▸ **Instructions for the task**
Please print every line from the one containing "OCR this image." through the last line of the records below, exactly as written and nothing more.

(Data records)

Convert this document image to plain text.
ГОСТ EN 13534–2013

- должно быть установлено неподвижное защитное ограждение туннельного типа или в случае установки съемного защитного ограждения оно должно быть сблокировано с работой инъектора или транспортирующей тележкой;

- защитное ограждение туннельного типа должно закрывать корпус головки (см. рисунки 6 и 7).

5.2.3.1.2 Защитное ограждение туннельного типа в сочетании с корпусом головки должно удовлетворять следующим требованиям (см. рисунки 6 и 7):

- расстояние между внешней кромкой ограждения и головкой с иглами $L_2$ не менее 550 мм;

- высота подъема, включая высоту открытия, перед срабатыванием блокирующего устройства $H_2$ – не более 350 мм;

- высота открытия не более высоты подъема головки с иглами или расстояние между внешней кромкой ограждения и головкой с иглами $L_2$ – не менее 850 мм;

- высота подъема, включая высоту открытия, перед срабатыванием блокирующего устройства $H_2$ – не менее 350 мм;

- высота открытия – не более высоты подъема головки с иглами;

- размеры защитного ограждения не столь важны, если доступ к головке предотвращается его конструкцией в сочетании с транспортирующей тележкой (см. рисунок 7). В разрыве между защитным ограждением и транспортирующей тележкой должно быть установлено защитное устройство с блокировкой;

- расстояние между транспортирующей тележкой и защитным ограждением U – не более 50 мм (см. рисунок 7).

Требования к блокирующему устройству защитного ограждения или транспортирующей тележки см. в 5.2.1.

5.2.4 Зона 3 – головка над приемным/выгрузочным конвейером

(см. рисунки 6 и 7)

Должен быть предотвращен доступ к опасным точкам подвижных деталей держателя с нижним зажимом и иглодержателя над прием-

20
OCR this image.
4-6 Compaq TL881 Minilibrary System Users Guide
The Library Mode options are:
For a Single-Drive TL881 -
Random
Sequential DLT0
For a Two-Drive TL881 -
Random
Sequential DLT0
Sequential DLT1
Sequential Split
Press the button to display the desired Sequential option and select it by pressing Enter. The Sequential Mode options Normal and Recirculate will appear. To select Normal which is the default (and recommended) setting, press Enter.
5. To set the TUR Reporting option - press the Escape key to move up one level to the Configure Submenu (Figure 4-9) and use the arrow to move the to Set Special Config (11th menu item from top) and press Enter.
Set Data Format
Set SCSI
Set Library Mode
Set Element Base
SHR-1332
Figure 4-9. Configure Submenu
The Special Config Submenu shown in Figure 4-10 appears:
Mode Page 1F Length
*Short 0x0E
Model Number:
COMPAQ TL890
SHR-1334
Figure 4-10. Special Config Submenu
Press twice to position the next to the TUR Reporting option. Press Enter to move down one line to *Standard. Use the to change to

▸ **Solution for this task**
OCR this image.
4-6 Compaq TL881 Minilibrary System Users Guide
The Library Mode options are:
For a Single-Drive TL881 -
Random
Sequential DLT0
For a Two-Drive TL881 -
Random
Sequential DLT0
Sequential DLT1
Sequential Split
Press the button to display the desired Sequential option and select it by pressing Enter. The Sequential Mode options Normal and Recirculate will appear. To select Normal which is the default (and recommended) setting, press Enter.
5. To set the TUR Reporting option - press the Escape key to move up one level to the Configure Submenu (Figure 4-9) and use the arrow to move the to Set Special Config (11th menu item from top) and press Enter.
Set Data Format
Set SCSI
Set Library Mode
Set Element Base
SHR-1332
Figure 4-9. Configure Submenu
The Special Config Submenu shown in Figure 4-10 appears:
Mode Page 1F Length
*Short 0x0E
Model Number:
COMPAQ TL890
SHR-1334
Figure 4-10. Special Config Submenu
Press twice to position the next to the TUR Reporting option. Press Enter to move down one line to *Standard. Use the to change to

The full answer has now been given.